*Task description*.
Copy down every line where the string "coordinate" shows up.

[Records from a collection of figures]
═══
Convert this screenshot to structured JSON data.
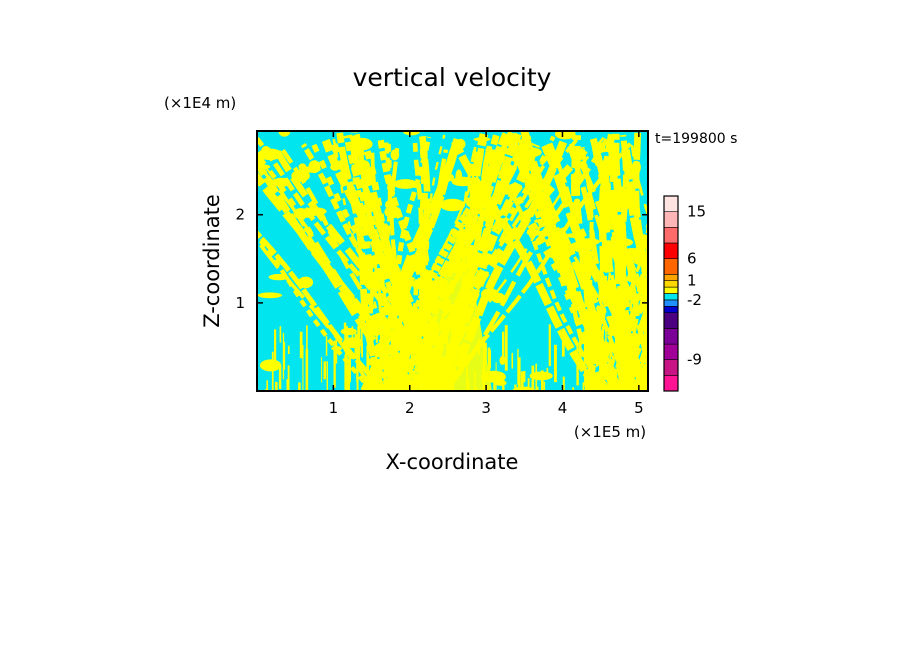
{
  "chart_data": {
    "type": "heatmap",
    "title": "vertical velocity",
    "xlabel": "X-coordinate",
    "ylabel": "Z-coordinate",
    "x_unit_label": "(×1E5 m)",
    "y_unit_label": "(×1E4 m)",
    "time_label": "t=199800 s",
    "xlim": [
      0,
      5.12
    ],
    "ylim": [
      0,
      2.95
    ],
    "x_ticks": [
      1,
      2,
      3,
      4,
      5
    ],
    "y_ticks": [
      1,
      2
    ],
    "field_colors": {
      "positive": "#ffff00",
      "negative": "#00e5ee"
    },
    "colorbar": {
      "tick_labels": [
        "15",
        "6",
        "1",
        "-2",
        "-9"
      ],
      "levels": [
        {
          "color": "#ff1493"
        },
        {
          "color": "#c71585"
        },
        {
          "color": "#a00098"
        },
        {
          "color": "#7a0098"
        },
        {
          "color": "#4b0082"
        },
        {
          "color": "#0000cd"
        },
        {
          "color": "#1e90ff"
        },
        {
          "color": "#00e5ee"
        },
        {
          "color": "#ffff00"
        },
        {
          "color": "#ffd700"
        },
        {
          "color": "#ffa500"
        },
        {
          "color": "#ff6600"
        },
        {
          "color": "#ff0000"
        },
        {
          "color": "#ff6a6a"
        },
        {
          "color": "#ffb6b6"
        },
        {
          "color": "#ffe4e1"
        }
      ]
    }
  }
}
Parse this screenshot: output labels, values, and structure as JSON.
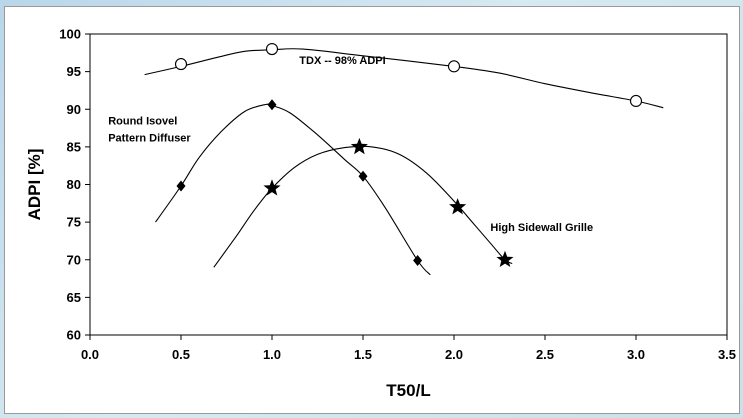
{
  "chart_data": {
    "type": "line",
    "title": "",
    "xlabel": "T50/L",
    "ylabel": "ADPI [%]",
    "xlim": [
      0.0,
      3.5
    ],
    "ylim": [
      60,
      100
    ],
    "x_ticks": [
      "0.0",
      "0.5",
      "1.0",
      "1.5",
      "2.0",
      "2.5",
      "3.0",
      "3.5"
    ],
    "y_ticks": [
      "60",
      "65",
      "70",
      "75",
      "80",
      "85",
      "90",
      "95",
      "100"
    ],
    "grid": false,
    "legend": "none",
    "series": [
      {
        "marker": "open-circle",
        "points": [
          [
            0.5,
            96
          ],
          [
            1.0,
            98
          ],
          [
            2.0,
            95.7
          ],
          [
            3.0,
            91.1
          ]
        ],
        "curve": [
          [
            0.3,
            94.6
          ],
          [
            0.5,
            95.7
          ],
          [
            0.7,
            96.9
          ],
          [
            0.85,
            97.7
          ],
          [
            1.0,
            97.9
          ],
          [
            1.17,
            98.0
          ],
          [
            1.5,
            97.1
          ],
          [
            2.0,
            95.7
          ],
          [
            2.25,
            94.8
          ],
          [
            2.5,
            93.4
          ],
          [
            2.75,
            92.2
          ],
          [
            3.0,
            91.1
          ],
          [
            3.15,
            90.2
          ]
        ]
      },
      {
        "marker": "diamond",
        "points": [
          [
            0.5,
            79.8
          ],
          [
            1.0,
            90.6
          ],
          [
            1.5,
            81.1
          ],
          [
            1.8,
            69.9
          ]
        ],
        "curve": [
          [
            0.36,
            75.0
          ],
          [
            0.5,
            79.8
          ],
          [
            0.6,
            83.6
          ],
          [
            0.72,
            87.0
          ],
          [
            0.85,
            89.7
          ],
          [
            0.96,
            90.6
          ],
          [
            1.0,
            90.5
          ],
          [
            1.1,
            89.5
          ],
          [
            1.25,
            86.6
          ],
          [
            1.4,
            83.3
          ],
          [
            1.5,
            81.1
          ],
          [
            1.62,
            77.0
          ],
          [
            1.8,
            69.9
          ],
          [
            1.87,
            68.0
          ]
        ]
      },
      {
        "marker": "star",
        "points": [
          [
            1.0,
            79.5
          ],
          [
            1.48,
            85.0
          ],
          [
            2.02,
            77.0
          ],
          [
            2.28,
            70.0
          ]
        ],
        "curve": [
          [
            0.68,
            69.0
          ],
          [
            0.8,
            73.0
          ],
          [
            0.9,
            76.5
          ],
          [
            1.0,
            79.5
          ],
          [
            1.12,
            82.2
          ],
          [
            1.25,
            84.0
          ],
          [
            1.4,
            84.9
          ],
          [
            1.55,
            85.0
          ],
          [
            1.7,
            84.0
          ],
          [
            1.85,
            81.5
          ],
          [
            2.0,
            77.8
          ],
          [
            2.1,
            75.0
          ],
          [
            2.2,
            72.2
          ],
          [
            2.28,
            70.0
          ],
          [
            2.32,
            69.5
          ]
        ]
      }
    ],
    "annotations": [
      {
        "text": "TDX -- 98% ADPI",
        "x": 1.15,
        "y": 96.0
      },
      {
        "text": "Round Isovel",
        "x": 0.1,
        "y": 88.0
      },
      {
        "text": "Pattern Diffuser",
        "x": 0.1,
        "y": 85.7
      },
      {
        "text": "High Sidewall Grille",
        "x": 2.2,
        "y": 73.8
      }
    ]
  }
}
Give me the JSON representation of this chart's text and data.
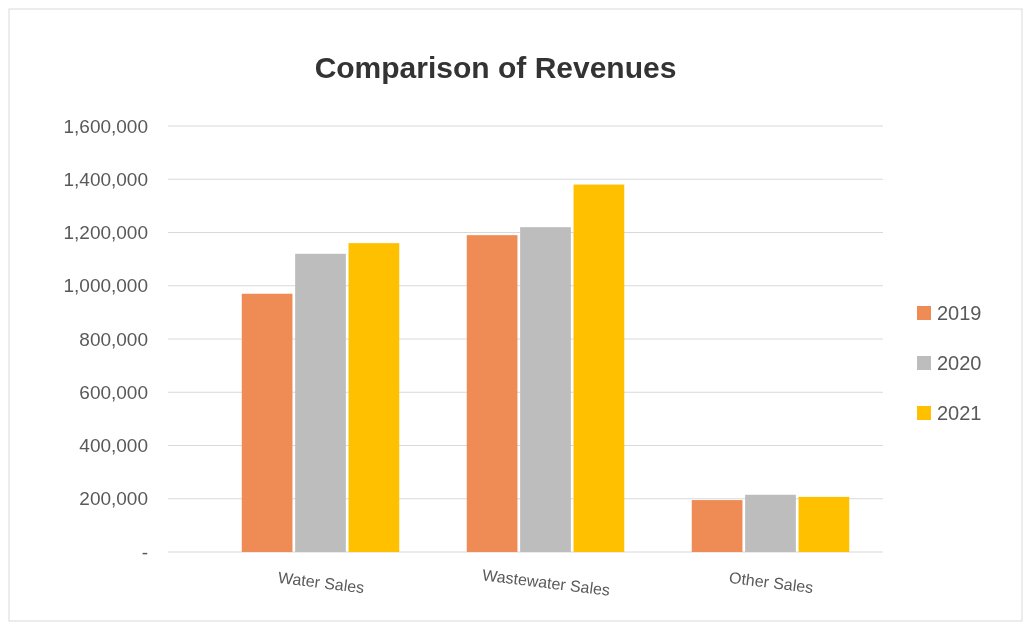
{
  "chart_data": {
    "type": "bar",
    "title": "Comparison of Revenues",
    "categories": [
      "Water Sales",
      "Wastewater Sales",
      "Other Sales"
    ],
    "series": [
      {
        "name": "2019",
        "color": "#ef8c55",
        "values": [
          970000,
          1190000,
          195000
        ]
      },
      {
        "name": "2020",
        "color": "#bdbdbd",
        "values": [
          1120000,
          1220000,
          215000
        ]
      },
      {
        "name": "2021",
        "color": "#ffc000",
        "values": [
          1160000,
          1380000,
          207000
        ]
      }
    ],
    "ylim": [
      0,
      1600000
    ],
    "yticks": [
      {
        "value": 0,
        "label": "-"
      },
      {
        "value": 200000,
        "label": "200,000"
      },
      {
        "value": 400000,
        "label": "400,000"
      },
      {
        "value": 600000,
        "label": "600,000"
      },
      {
        "value": 800000,
        "label": "800,000"
      },
      {
        "value": 1000000,
        "label": "1,000,000"
      },
      {
        "value": 1200000,
        "label": "1,200,000"
      },
      {
        "value": 1400000,
        "label": "1,400,000"
      },
      {
        "value": 1600000,
        "label": "1,600,000"
      }
    ],
    "grid": "y",
    "legend": "right"
  }
}
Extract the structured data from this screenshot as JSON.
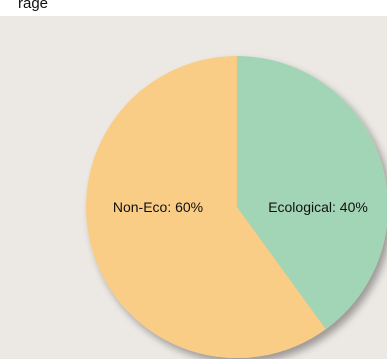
{
  "top_text": "rage",
  "chart_data": {
    "type": "pie",
    "title": "",
    "start_angle_deg": 0,
    "slices": [
      {
        "label": "Ecological",
        "value": 40,
        "color": "#a2d5b5"
      },
      {
        "label": "Non-Eco",
        "value": 60,
        "color": "#f9cd86"
      }
    ],
    "labels": [
      "Ecological:  40%",
      "Non-Eco:  60%"
    ],
    "shadow": true
  }
}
═══
*Written answer*.
    "xlabel": "X-coordinate",
    "ylabel": "Z-coordinate",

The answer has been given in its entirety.